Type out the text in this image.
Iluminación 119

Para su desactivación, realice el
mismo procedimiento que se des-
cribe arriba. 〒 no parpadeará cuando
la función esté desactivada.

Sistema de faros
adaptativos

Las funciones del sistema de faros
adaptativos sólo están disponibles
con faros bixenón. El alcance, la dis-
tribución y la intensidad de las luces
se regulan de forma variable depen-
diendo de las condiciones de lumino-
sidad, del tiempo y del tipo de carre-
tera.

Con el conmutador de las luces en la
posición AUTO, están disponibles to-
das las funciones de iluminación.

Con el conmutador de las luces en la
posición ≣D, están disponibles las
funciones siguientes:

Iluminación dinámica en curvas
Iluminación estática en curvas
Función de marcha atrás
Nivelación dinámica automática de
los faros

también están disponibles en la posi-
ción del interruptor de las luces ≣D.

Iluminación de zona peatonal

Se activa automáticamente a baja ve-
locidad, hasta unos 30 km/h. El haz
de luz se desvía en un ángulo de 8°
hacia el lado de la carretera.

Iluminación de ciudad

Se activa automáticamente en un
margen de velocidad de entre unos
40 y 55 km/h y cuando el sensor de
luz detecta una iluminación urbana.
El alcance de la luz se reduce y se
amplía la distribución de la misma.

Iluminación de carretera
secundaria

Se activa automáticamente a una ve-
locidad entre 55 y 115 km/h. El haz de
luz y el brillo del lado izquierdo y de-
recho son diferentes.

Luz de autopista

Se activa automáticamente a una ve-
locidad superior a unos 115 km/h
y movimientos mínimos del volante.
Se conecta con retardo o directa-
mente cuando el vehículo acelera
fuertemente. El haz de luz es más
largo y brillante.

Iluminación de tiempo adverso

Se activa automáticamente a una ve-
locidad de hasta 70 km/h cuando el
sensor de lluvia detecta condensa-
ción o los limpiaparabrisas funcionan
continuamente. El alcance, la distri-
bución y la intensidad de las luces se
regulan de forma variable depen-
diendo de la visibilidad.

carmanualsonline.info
* * * * * * * * *
In the entries above, find each line with the string "adaptativos" and copy it.

adaptativos
adaptativos sólo están disponibles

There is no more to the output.